GOAL OF THE EXERCISE
Give the number of lines that include the word "text", nothing more.

[Recorded data]

++++++

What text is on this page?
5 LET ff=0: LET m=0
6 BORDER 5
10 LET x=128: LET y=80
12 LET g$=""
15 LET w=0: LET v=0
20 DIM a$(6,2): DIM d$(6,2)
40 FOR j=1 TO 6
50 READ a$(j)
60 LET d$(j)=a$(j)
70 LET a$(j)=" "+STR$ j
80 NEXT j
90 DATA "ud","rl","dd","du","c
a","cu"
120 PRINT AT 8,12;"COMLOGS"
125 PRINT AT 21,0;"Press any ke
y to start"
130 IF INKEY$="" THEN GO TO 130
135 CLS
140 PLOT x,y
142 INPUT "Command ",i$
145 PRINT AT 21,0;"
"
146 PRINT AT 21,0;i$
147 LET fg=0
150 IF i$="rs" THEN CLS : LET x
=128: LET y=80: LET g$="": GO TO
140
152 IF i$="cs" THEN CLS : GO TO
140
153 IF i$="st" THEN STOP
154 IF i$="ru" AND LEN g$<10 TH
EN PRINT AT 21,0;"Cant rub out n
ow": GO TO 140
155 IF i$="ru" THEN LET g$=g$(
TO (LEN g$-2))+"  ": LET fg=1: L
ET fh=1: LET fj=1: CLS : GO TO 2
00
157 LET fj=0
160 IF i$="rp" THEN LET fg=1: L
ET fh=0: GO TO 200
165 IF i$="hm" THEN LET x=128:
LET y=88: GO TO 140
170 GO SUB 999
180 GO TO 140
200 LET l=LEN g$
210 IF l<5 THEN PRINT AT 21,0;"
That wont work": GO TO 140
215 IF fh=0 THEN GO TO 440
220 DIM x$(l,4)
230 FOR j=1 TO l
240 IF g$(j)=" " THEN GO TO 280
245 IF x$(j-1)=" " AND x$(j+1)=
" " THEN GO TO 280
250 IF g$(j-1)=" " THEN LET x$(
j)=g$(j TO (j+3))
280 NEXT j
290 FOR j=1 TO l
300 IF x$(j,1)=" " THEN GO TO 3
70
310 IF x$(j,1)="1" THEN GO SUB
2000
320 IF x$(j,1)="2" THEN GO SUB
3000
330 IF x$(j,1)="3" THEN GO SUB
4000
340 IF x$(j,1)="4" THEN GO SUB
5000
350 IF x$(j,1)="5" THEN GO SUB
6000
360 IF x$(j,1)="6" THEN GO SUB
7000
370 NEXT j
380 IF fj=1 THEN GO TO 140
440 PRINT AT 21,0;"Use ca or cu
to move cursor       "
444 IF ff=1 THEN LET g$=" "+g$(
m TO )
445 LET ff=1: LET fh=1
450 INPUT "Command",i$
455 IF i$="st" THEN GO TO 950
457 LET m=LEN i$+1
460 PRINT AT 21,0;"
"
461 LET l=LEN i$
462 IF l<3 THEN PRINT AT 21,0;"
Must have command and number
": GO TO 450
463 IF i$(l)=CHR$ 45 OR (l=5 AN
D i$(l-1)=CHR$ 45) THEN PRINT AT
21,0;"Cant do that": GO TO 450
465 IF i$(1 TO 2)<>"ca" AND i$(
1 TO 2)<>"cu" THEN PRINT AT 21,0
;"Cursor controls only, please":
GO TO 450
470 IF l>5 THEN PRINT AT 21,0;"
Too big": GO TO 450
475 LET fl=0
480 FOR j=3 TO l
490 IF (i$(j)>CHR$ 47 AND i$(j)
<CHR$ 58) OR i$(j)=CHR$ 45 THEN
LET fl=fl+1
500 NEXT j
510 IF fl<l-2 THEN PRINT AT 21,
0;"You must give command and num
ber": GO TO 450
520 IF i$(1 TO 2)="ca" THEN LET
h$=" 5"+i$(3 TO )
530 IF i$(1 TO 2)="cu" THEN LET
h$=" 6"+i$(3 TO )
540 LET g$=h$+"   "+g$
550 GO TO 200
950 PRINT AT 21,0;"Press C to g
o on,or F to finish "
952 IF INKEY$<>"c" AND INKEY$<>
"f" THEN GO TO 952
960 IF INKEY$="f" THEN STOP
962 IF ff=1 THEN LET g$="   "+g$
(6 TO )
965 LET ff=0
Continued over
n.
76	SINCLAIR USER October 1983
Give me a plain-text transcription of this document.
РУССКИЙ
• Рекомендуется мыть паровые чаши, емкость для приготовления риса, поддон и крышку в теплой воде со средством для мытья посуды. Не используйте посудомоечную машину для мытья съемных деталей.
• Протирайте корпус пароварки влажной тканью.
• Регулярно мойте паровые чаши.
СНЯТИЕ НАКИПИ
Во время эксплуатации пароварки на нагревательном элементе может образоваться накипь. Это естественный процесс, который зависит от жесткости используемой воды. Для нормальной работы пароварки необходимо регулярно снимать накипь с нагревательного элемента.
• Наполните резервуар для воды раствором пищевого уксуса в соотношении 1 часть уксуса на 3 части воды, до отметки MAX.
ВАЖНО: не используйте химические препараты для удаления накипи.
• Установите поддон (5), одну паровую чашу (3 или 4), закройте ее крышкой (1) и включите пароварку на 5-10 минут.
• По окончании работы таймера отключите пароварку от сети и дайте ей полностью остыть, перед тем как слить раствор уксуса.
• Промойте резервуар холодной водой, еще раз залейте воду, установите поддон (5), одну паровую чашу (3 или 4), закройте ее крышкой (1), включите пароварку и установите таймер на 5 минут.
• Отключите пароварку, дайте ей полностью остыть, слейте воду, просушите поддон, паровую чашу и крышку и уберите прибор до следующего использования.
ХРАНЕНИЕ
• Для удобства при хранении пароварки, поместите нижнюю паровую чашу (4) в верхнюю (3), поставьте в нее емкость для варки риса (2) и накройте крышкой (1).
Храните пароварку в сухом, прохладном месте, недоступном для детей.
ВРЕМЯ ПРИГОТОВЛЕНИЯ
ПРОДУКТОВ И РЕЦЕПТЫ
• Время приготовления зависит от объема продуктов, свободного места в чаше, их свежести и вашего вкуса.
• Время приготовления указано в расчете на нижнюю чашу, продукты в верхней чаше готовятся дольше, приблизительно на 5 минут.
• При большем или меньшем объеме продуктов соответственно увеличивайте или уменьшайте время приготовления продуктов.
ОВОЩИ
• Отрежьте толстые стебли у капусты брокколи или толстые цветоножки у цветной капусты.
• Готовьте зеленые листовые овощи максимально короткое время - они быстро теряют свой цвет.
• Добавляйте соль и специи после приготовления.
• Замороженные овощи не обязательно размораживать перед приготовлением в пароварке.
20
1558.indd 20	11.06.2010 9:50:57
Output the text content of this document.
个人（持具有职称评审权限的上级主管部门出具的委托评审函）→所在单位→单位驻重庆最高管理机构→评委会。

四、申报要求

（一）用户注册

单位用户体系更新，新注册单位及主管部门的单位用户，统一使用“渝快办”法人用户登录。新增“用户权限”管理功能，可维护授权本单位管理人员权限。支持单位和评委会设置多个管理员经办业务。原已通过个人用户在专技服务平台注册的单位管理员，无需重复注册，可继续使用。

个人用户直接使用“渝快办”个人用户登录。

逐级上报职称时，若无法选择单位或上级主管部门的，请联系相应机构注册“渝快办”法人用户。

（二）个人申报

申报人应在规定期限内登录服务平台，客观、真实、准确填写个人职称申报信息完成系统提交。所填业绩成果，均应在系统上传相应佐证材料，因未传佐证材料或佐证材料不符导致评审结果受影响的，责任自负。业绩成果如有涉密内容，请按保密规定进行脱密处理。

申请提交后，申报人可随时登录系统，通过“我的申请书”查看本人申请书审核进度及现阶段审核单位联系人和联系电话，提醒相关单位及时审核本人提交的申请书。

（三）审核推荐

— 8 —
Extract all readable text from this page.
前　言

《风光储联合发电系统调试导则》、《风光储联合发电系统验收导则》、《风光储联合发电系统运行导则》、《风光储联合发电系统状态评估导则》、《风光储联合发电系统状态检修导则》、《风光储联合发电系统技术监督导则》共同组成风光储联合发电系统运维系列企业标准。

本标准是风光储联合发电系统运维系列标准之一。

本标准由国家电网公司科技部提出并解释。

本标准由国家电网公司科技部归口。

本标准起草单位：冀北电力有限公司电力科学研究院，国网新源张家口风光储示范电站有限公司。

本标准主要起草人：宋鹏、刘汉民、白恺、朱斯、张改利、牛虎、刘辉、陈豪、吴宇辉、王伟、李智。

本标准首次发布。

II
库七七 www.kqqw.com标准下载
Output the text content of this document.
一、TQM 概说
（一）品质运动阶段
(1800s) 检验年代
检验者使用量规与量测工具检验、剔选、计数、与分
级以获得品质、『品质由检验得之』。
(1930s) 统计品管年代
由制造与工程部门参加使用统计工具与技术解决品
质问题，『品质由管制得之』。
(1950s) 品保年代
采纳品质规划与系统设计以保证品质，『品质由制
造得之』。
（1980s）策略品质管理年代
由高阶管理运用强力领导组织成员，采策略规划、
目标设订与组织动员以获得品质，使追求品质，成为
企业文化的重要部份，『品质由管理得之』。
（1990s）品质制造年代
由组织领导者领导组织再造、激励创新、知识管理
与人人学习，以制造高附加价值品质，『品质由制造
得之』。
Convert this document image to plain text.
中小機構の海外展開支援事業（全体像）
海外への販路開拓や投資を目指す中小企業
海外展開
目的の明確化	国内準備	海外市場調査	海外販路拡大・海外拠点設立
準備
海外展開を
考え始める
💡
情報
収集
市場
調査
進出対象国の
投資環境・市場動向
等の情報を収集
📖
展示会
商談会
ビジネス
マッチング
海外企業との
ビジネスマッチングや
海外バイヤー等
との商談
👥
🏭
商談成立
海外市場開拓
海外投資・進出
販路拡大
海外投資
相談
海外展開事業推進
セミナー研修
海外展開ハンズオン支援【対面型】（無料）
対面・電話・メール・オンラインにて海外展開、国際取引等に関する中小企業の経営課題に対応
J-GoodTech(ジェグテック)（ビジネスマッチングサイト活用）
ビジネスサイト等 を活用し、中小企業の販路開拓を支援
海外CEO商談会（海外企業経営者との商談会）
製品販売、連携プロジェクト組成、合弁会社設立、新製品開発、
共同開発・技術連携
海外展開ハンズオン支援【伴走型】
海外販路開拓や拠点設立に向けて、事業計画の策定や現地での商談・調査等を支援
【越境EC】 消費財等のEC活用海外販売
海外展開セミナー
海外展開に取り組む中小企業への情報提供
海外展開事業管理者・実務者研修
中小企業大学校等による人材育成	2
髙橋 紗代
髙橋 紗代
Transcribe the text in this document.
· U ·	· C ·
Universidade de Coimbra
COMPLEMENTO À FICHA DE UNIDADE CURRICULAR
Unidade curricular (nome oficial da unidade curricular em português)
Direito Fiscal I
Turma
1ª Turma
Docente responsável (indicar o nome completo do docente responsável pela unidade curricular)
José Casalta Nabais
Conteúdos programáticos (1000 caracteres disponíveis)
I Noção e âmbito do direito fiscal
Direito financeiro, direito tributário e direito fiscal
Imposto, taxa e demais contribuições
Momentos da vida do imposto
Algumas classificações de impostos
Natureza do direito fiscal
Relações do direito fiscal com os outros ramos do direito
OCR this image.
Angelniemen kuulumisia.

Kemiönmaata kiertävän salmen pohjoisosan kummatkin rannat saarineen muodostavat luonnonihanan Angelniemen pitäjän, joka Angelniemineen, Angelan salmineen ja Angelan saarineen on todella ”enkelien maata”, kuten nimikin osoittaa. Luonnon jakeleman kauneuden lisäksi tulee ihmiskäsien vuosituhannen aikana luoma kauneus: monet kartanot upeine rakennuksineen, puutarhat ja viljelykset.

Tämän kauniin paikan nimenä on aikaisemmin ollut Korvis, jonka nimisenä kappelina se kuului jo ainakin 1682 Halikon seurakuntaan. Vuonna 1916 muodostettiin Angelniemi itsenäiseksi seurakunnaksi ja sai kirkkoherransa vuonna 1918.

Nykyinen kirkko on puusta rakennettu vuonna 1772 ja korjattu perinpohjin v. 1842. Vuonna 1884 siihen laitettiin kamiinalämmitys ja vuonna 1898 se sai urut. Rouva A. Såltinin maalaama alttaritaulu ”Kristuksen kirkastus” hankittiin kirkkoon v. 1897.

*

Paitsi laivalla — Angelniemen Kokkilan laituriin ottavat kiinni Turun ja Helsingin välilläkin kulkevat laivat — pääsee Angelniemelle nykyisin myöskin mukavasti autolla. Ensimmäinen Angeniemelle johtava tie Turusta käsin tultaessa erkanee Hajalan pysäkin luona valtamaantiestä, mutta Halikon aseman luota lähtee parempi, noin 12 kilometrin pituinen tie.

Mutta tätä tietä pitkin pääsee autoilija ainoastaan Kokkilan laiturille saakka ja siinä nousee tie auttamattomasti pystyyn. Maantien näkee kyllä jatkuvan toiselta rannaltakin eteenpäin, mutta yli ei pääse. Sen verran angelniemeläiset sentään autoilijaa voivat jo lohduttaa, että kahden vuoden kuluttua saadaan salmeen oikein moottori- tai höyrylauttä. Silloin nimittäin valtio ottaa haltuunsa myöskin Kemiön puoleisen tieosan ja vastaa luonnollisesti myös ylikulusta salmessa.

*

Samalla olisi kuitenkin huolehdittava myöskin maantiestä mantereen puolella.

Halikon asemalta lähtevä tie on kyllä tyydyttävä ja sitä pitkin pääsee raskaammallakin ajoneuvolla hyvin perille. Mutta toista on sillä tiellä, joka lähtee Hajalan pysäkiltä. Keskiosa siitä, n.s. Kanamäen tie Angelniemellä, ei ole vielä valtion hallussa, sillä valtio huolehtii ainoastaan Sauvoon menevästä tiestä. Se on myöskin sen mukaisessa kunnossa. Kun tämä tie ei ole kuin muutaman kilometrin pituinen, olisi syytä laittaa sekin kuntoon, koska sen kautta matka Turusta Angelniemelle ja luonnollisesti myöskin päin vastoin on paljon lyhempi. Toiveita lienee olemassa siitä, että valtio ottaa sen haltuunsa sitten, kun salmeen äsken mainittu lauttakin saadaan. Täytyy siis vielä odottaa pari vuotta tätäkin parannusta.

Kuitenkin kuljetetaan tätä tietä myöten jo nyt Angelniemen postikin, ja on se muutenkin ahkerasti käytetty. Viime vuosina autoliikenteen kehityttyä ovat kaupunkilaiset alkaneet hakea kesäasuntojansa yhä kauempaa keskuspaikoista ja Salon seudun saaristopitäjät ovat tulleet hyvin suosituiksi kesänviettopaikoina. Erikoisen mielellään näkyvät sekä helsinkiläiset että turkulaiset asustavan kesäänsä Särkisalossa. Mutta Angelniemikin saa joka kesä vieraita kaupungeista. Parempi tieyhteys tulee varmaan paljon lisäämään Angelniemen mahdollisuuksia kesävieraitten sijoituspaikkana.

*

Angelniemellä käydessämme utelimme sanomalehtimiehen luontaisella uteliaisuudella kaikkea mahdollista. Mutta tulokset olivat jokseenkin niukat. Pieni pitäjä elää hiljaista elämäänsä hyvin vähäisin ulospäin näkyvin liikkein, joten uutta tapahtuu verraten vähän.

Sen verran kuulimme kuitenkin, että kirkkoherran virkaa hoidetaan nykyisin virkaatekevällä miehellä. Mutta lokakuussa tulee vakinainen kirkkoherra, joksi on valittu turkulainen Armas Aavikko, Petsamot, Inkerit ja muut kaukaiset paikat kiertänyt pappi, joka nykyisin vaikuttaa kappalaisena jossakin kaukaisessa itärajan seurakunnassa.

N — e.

++++++

REPLY TO THE EXERCISE
7